_Task objective_
Determine which lines contain the word "PALATINO", then copy those lines.

_Information shown_
_ _ _
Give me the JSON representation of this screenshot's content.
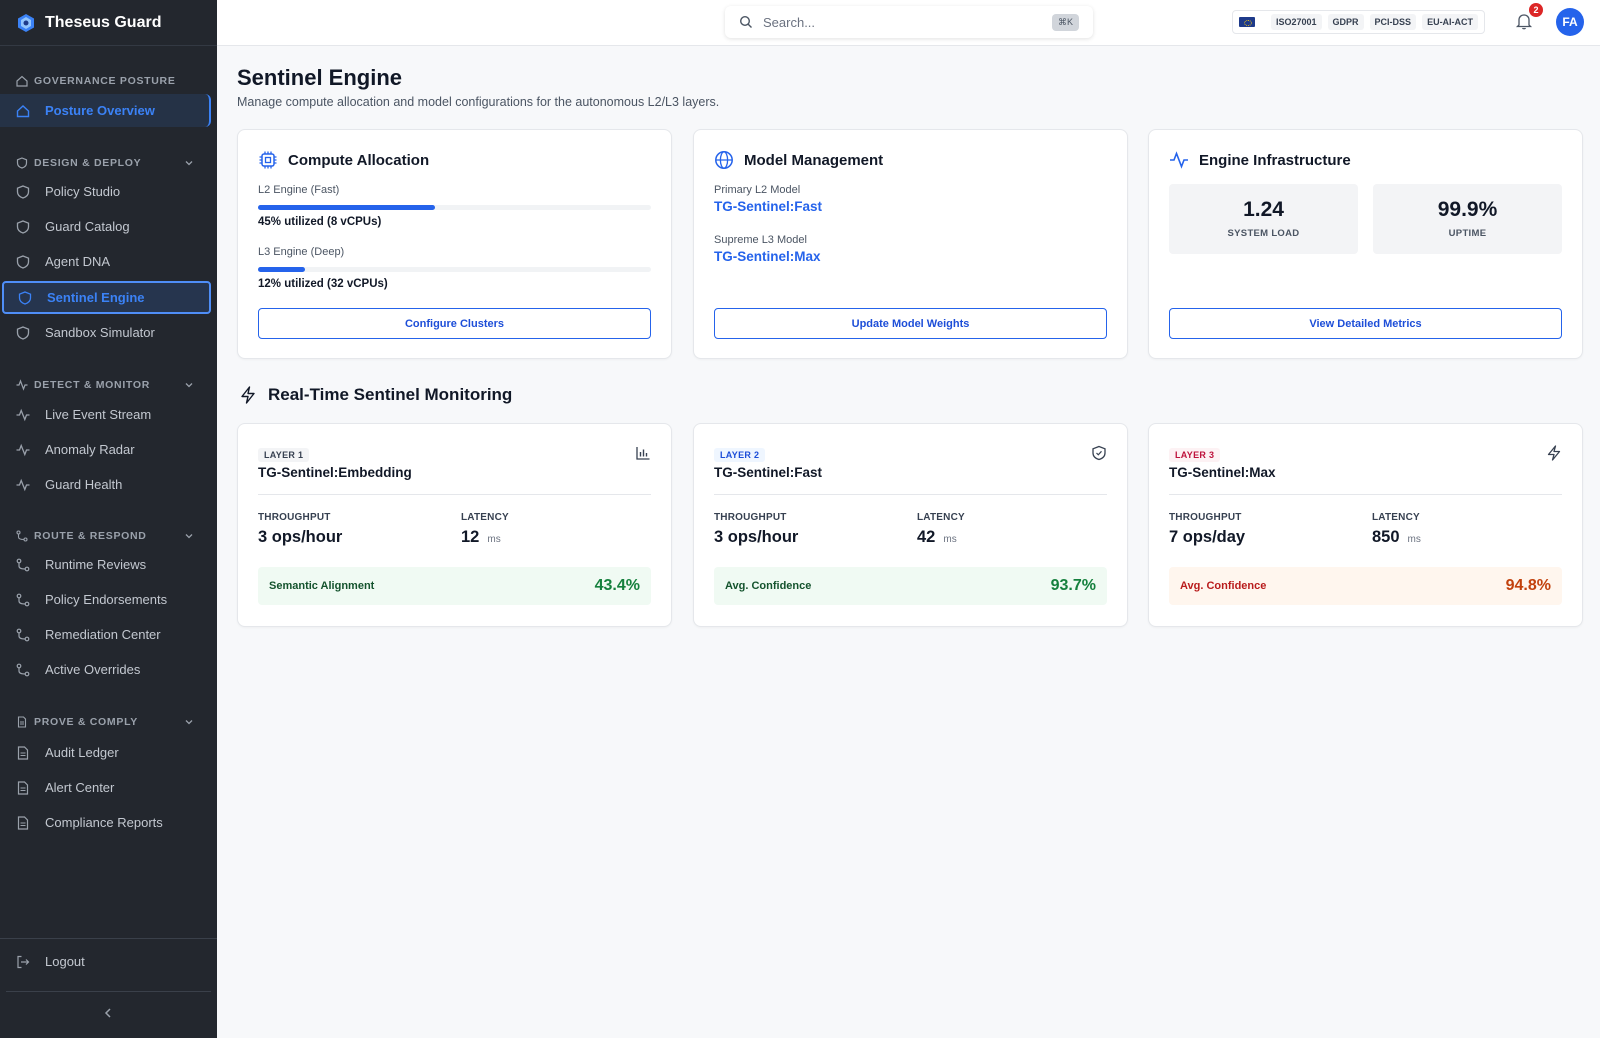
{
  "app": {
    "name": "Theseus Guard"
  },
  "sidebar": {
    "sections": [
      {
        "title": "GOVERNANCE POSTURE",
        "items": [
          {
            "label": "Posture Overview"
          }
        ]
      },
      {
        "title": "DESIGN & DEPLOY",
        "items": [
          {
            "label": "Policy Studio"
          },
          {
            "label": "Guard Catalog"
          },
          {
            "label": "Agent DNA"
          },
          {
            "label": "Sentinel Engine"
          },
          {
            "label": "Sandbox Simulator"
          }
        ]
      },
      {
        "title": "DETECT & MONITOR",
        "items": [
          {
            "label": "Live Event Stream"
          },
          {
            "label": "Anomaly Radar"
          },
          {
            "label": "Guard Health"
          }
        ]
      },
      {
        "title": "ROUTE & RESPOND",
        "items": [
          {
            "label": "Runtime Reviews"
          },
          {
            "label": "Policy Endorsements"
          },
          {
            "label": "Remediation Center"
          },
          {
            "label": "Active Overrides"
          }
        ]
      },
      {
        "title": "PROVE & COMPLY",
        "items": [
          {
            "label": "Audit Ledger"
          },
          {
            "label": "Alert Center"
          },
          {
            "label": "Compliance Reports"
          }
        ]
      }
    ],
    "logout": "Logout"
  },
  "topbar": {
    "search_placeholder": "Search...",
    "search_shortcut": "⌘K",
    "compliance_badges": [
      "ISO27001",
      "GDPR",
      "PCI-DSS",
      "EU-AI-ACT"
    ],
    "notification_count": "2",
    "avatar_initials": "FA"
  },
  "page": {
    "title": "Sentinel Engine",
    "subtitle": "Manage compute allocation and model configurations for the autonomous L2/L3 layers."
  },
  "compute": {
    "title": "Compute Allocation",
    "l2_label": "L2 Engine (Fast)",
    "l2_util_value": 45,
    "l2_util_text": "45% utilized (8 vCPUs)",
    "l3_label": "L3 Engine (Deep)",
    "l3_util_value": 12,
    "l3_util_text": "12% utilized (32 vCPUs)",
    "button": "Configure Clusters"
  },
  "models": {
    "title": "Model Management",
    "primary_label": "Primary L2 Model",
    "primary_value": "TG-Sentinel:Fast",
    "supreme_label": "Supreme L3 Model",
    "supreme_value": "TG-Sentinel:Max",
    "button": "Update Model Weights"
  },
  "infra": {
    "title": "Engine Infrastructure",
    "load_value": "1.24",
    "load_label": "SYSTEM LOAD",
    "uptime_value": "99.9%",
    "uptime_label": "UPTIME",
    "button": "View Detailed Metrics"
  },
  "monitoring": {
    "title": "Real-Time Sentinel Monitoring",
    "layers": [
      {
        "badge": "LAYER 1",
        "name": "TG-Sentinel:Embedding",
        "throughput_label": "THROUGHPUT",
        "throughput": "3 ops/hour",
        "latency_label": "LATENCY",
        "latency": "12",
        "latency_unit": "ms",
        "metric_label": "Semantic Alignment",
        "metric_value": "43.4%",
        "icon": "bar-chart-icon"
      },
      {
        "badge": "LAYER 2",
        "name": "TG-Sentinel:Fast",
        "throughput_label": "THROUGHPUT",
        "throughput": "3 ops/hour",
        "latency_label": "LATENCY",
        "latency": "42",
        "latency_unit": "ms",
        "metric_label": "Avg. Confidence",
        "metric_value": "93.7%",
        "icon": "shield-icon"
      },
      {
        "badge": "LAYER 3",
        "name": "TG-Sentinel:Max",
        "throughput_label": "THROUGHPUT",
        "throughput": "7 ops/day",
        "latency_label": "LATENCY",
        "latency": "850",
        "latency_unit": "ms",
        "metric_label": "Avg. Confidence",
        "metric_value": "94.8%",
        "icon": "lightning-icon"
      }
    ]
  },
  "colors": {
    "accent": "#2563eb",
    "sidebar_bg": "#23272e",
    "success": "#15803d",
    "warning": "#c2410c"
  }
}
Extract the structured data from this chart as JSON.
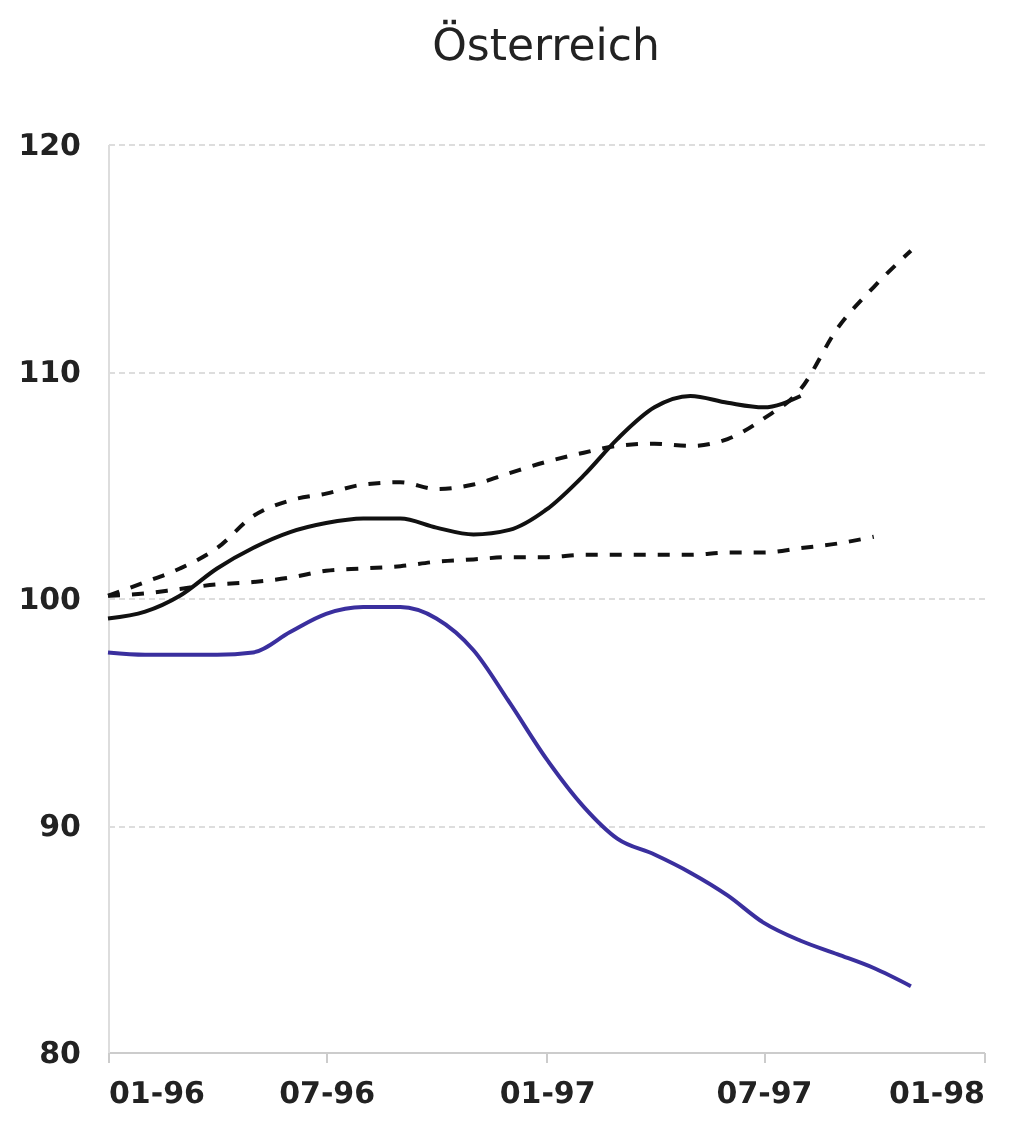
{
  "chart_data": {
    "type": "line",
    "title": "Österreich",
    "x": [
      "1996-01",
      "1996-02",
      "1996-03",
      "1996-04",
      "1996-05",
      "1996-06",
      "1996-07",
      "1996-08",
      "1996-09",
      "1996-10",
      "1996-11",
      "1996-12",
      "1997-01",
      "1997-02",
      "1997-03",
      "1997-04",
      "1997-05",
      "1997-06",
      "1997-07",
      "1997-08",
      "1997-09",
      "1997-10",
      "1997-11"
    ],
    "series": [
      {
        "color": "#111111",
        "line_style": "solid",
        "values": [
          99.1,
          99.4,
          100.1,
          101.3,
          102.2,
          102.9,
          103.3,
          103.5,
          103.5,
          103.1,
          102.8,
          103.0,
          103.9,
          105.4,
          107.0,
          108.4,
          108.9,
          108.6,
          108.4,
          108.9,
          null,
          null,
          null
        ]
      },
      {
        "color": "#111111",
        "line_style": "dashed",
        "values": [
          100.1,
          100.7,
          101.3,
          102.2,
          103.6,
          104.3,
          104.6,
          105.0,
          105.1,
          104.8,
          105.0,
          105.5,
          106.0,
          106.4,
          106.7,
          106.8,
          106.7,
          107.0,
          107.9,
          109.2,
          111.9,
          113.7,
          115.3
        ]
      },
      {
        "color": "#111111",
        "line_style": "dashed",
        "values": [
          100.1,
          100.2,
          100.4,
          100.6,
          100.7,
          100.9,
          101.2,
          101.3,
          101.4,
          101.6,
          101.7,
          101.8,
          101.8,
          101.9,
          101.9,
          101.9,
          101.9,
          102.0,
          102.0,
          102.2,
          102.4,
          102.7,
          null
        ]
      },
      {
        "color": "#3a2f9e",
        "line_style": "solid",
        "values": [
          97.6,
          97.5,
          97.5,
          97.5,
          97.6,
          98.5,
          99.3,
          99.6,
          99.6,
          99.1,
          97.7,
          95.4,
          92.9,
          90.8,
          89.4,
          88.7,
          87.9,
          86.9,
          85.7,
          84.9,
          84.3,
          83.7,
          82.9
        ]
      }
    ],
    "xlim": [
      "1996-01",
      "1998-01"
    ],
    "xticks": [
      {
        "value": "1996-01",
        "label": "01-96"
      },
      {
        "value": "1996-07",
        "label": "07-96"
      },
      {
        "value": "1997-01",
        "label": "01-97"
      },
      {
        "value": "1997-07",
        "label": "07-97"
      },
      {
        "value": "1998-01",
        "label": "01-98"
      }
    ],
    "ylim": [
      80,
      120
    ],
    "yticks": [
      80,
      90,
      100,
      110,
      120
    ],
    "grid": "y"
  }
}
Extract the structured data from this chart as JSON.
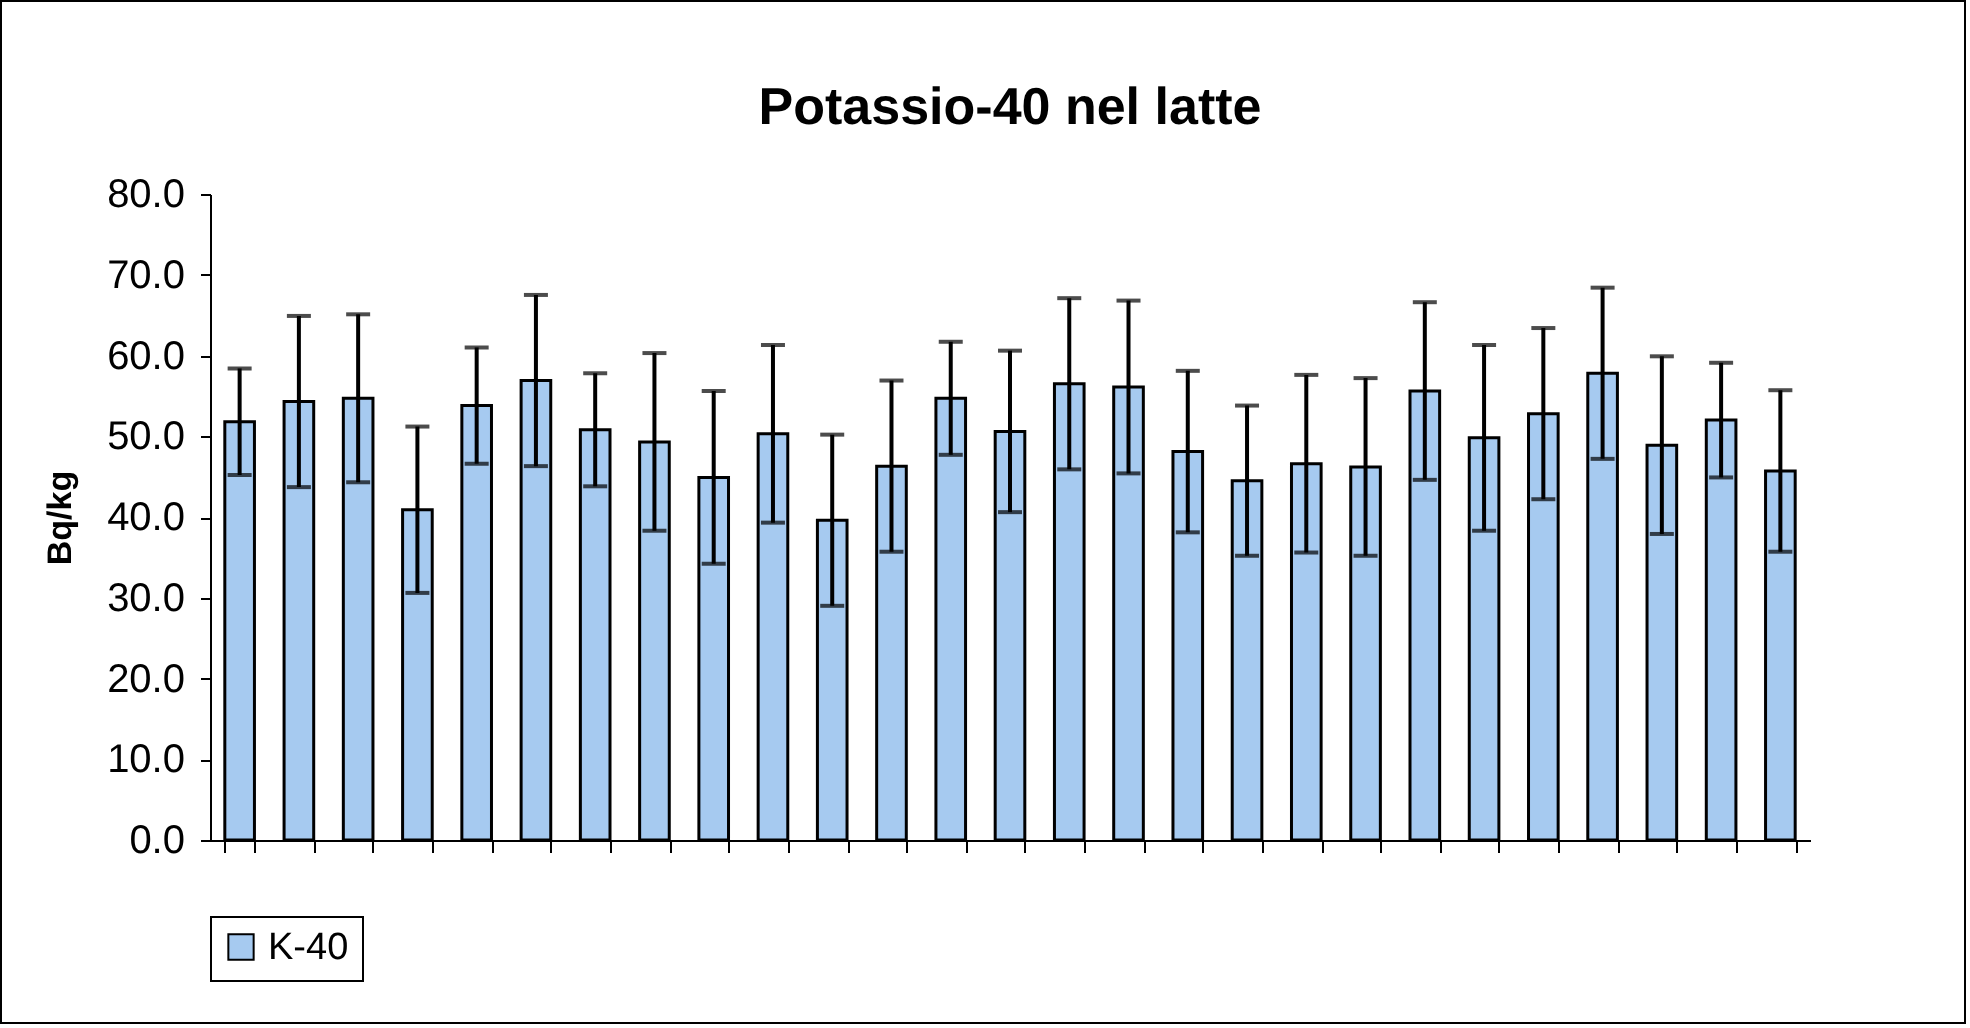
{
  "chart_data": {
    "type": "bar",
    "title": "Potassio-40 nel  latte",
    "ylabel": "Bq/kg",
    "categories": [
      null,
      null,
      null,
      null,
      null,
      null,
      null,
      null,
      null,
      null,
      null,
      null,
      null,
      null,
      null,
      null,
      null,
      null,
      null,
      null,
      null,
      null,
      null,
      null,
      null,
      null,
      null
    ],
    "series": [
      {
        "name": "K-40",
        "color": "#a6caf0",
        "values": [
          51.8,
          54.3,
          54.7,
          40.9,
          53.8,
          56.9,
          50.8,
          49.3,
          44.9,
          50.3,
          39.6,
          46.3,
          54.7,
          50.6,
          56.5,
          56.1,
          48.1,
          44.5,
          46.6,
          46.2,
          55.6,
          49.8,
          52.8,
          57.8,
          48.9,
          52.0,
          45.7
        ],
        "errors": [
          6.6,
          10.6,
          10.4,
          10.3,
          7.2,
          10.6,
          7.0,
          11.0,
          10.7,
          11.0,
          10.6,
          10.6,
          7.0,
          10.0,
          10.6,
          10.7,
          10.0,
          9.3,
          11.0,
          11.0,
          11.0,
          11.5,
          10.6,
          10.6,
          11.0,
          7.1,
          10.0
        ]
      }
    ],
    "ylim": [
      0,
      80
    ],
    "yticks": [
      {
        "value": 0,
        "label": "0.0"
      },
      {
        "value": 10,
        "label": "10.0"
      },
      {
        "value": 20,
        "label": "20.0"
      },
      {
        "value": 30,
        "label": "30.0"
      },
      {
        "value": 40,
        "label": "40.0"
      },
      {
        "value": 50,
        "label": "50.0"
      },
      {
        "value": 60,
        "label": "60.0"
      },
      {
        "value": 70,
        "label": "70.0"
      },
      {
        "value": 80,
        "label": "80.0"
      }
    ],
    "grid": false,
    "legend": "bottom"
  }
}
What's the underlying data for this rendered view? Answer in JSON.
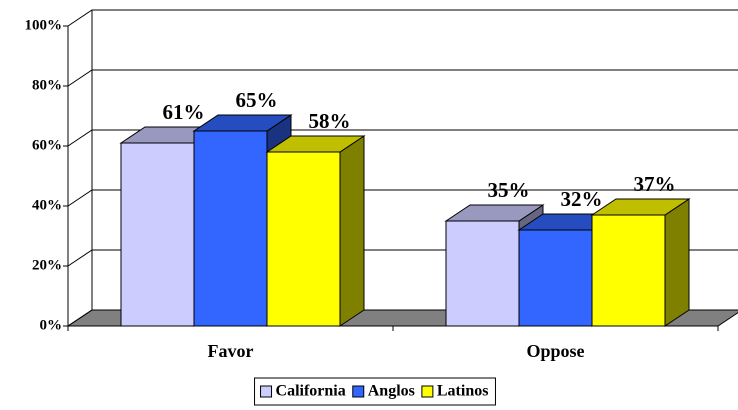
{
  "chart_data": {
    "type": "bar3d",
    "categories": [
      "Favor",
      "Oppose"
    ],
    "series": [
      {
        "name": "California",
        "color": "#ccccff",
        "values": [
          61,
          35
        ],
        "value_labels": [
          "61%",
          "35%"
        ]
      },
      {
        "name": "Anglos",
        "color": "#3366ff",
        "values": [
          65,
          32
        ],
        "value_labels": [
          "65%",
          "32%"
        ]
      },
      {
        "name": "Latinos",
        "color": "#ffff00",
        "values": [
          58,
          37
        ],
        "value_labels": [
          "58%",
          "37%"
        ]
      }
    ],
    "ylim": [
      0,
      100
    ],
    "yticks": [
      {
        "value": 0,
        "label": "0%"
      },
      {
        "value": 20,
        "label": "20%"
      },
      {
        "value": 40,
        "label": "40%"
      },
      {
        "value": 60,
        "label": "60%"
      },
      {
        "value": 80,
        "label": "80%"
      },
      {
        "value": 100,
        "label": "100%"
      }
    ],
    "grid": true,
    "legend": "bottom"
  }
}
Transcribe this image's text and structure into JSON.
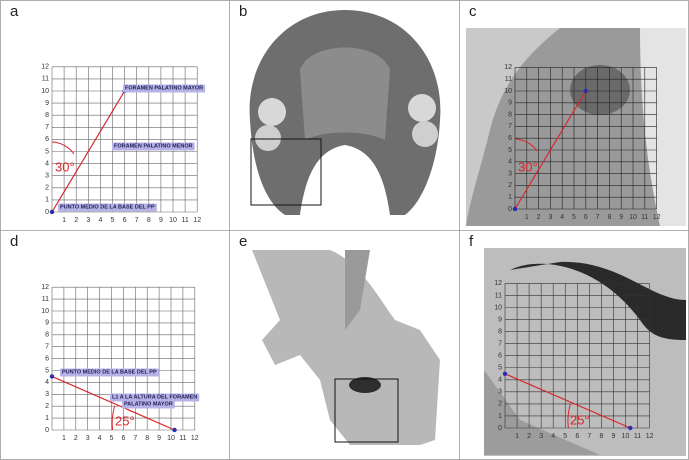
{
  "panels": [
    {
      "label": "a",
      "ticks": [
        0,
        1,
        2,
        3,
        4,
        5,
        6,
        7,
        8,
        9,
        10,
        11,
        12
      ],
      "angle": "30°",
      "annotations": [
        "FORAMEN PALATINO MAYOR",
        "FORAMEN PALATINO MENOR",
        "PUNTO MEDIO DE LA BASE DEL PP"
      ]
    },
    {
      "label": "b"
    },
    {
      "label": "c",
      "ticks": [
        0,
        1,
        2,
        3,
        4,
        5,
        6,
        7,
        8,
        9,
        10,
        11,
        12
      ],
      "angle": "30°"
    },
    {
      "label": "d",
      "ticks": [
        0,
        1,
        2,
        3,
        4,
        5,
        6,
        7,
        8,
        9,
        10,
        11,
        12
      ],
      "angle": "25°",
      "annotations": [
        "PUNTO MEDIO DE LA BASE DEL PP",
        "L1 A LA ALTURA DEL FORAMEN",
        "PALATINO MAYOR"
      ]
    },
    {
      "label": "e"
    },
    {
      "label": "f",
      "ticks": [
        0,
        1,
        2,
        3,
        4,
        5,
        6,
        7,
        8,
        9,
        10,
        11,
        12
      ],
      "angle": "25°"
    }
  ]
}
_ _ _
_Answer to this problem_
        "FORAMEN PALATINO MAYOR",
        "FORAMEN PALATINO MENOR",
        "PALATINO MAYOR"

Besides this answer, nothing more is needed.